PAGE.
*****
- Directed by: Vinod Mankara
- Written by: Vinod Mankara
- Story by: Vinod Mankara
- Starring: Vineeth; indrans; Lakshmi Gopalaswamy; Grace Antony; Hareesh Peradi; Sona Nair; Rachana Narayanankutty;
- Cinematography: Sambu Sarma
- Edited by: Ayoob Khan
- Music by: M Jayachandran
- Release date: 30 March 2017;
- Country: India
- Language: Malayalam

= Kambhoji (film) =

Kambhoji is a 2017 Indian Malayalam-Language Dance Music film written and directed by Vinod Mankara.

==Plot==
Kambhoji tells the tragic story of Kathakali artist Kunjunni (Vineeth) and his unsuccessful love with Uma Antharjanam (Lakshmi Gopalaswamy). Kunjunni reaches Uma's house to learn Kathakali from Ravunni Menon (Hareesh Peradi), a veteran in the art form. Menon is like a family member in Uma's house and that's why he stays there to teach children Kathakali in the courtyard. A talented disciple, Kunjunni impresses Menon, who assigns Kunjunni to run the class there and leaves for his house forever to look after his only daughter. However, love blossoms between Uma and Kunjunni. Things become complicated when the murder of Narayani (Sona Nair) occurs in the village and Kunjunni gets arrested and sentenced to death.

The plot revolves around the real-life incident of the hanging of an artist in his Kathakali costume.
*****
REQUIREMENT. Copy the page on the film Kambhoji word for word, from its credits list through the final line.

Layout region records.
*****
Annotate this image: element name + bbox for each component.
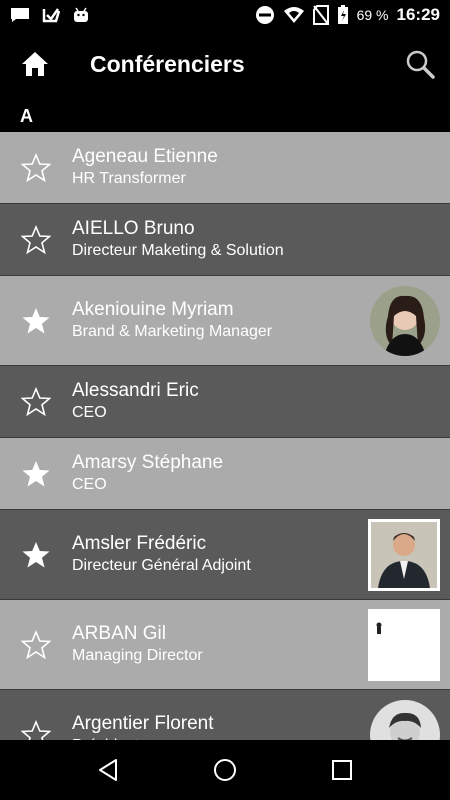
favorite-toggle[interactable] [0, 306, 72, 336]
battery-icon [337, 5, 348, 24]
no-sim-icon [312, 5, 329, 25]
clock: 16:29 [396, 5, 440, 24]
favorite-toggle[interactable] [0, 224, 72, 255]
list-item[interactable]: Alessandri Eric CEO [0, 366, 450, 438]
star-filled-icon [22, 541, 50, 567]
speaker-name: ARBAN Gil [72, 622, 166, 644]
favorite-toggle[interactable] [0, 629, 72, 660]
list-item[interactable]: AIELLO Bruno Directeur Maketing & Soluti… [0, 204, 450, 276]
star-outline-icon [21, 629, 51, 659]
star-filled-icon [22, 460, 50, 486]
circle-home-icon [213, 759, 236, 781]
speaker-role: Managing Director [72, 646, 203, 664]
home-nav-button[interactable] [200, 745, 250, 795]
square-recents-icon [331, 760, 352, 780]
app-bar: Conférenciers [0, 30, 450, 98]
speaker-role: HR Transformer [72, 169, 186, 187]
star-outline-icon [21, 719, 51, 740]
star-outline-icon [21, 152, 51, 182]
battery-percent: 69 % [356, 7, 389, 23]
list-item[interactable]: Amarsy Stéphane CEO [0, 438, 450, 510]
speaker-photo [370, 699, 440, 740]
section-header: A [0, 98, 450, 132]
speaker-photo [370, 285, 440, 356]
search-button[interactable] [390, 30, 450, 98]
star-filled-icon [22, 307, 50, 333]
star-outline-icon [21, 224, 51, 254]
favorite-toggle[interactable] [0, 152, 72, 183]
list-item[interactable]: Amsler Frédéric Directeur Général Adjoin… [0, 510, 450, 600]
speaker-role: Brand & Marketing Manager [72, 322, 273, 340]
list-item[interactable]: Akeniouine Myriam Brand & Marketing Mana… [0, 276, 450, 366]
android-icon [74, 7, 88, 22]
speaker-role: Directeur Général Adjoint [72, 556, 251, 574]
speaker-photo [368, 608, 440, 681]
speaker-name: Amarsy Stéphane [72, 451, 224, 473]
speaker-name: Akeniouine Myriam [72, 298, 234, 320]
speaker-name: AIELLO Bruno [72, 217, 195, 239]
list-item[interactable]: ARBAN Gil Managing Director [0, 600, 450, 690]
speaker-photo [368, 518, 440, 591]
favorite-toggle[interactable] [0, 540, 72, 570]
speaker-name: Amsler Frédéric [72, 532, 207, 554]
message-icon [11, 8, 29, 22]
speaker-role: CEO [72, 475, 107, 493]
list-item[interactable]: Argentier Florent Président [0, 690, 450, 740]
speaker-role: Directeur Maketing & Solution [72, 241, 284, 259]
home-icon [22, 52, 48, 76]
dnd-icon [255, 6, 274, 24]
favorite-toggle[interactable] [0, 719, 72, 740]
list-item[interactable]: Ageneau Etienne HR Transformer [0, 132, 450, 204]
page-title: Conférenciers [90, 50, 245, 77]
favorite-toggle[interactable] [0, 459, 72, 489]
speaker-list[interactable]: Ageneau Etienne HR Transformer AIELLO Br… [0, 132, 450, 740]
wifi-icon [283, 7, 304, 23]
speaker-name: Ageneau Etienne [72, 145, 218, 167]
home-button[interactable] [0, 30, 70, 98]
speaker-role: CEO [72, 403, 107, 421]
back-icon [99, 759, 118, 781]
speaker-name: Argentier Florent [72, 712, 214, 734]
recents-button[interactable] [317, 745, 367, 795]
back-button[interactable] [83, 745, 133, 795]
star-outline-icon [21, 386, 51, 416]
search-icon [406, 50, 435, 79]
status-bar: 69 % 16:29 [0, 0, 450, 30]
speaker-name: Alessandri Eric [72, 379, 199, 401]
navigation-bar [0, 740, 450, 800]
check-icon [42, 8, 60, 23]
favorite-toggle[interactable] [0, 386, 72, 417]
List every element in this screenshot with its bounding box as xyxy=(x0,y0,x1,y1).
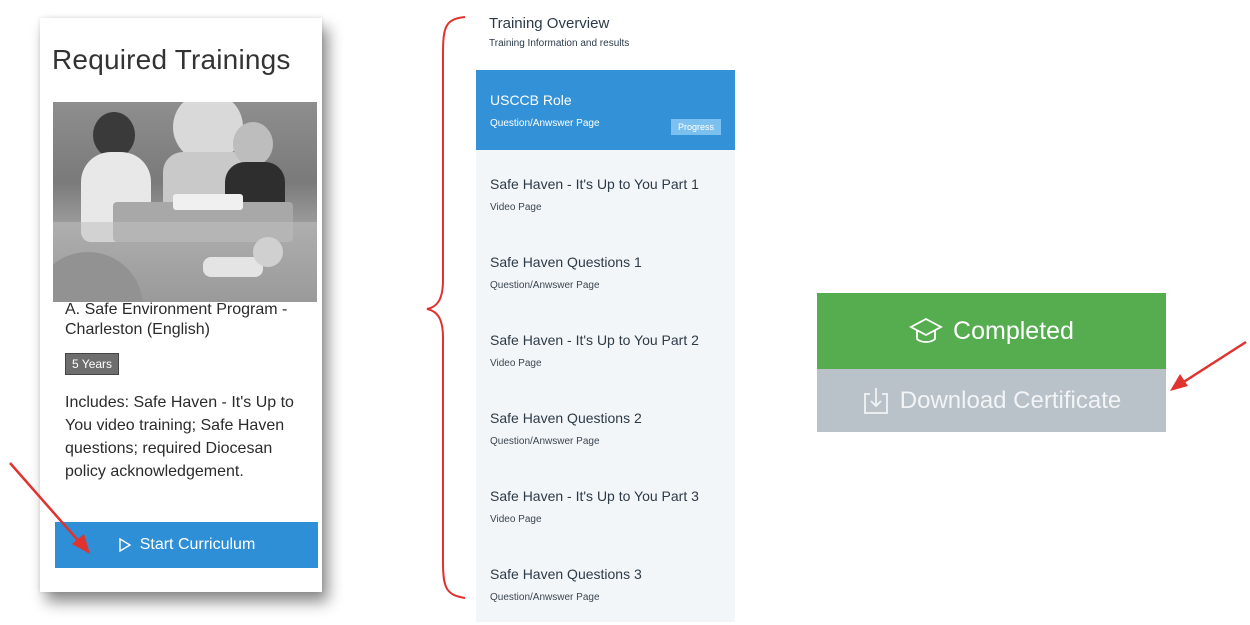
annotation-arrow-download xyxy=(1170,340,1247,391)
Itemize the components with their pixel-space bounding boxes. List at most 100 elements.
*****
IN RESPONSE.
- Directed by: Vinod Mankara
- Written by: Vinod Mankara
- Story by: Vinod Mankara
- Starring: Vineeth; indrans; Lakshmi Gopalaswamy; Grace Antony; Hareesh Peradi; Sona Nair; Rachana Narayanankutty;
- Cinematography: Sambu Sarma
- Edited by: Ayoob Khan
- Music by: M Jayachandran
- Release date: 30 March 2017;
- Country: India
- Language: Malayalam

= Kambhoji (film) =

Kambhoji is a 2017 Indian Malayalam-Language Dance Music film written and directed by Vinod Mankara.

==Plot==
Kambhoji tells the tragic story of Kathakali artist Kunjunni (Vineeth) and his unsuccessful love with Uma Antharjanam (Lakshmi Gopalaswamy). Kunjunni reaches Uma's house to learn Kathakali from Ravunni Menon (Hareesh Peradi), a veteran in the art form. Menon is like a family member in Uma's house and that's why he stays there to teach children Kathakali in the courtyard. A talented disciple, Kunjunni impresses Menon, who assigns Kunjunni to run the class there and leaves for his house forever to look after his only daughter. However, love blossoms between Uma and Kunjunni. Things become complicated when the murder of Narayani (Sona Nair) occurs in the village and Kunjunni gets arrested and sentenced to death.

The plot revolves around the real-life incident of the hanging of an artist in his Kathakali costume.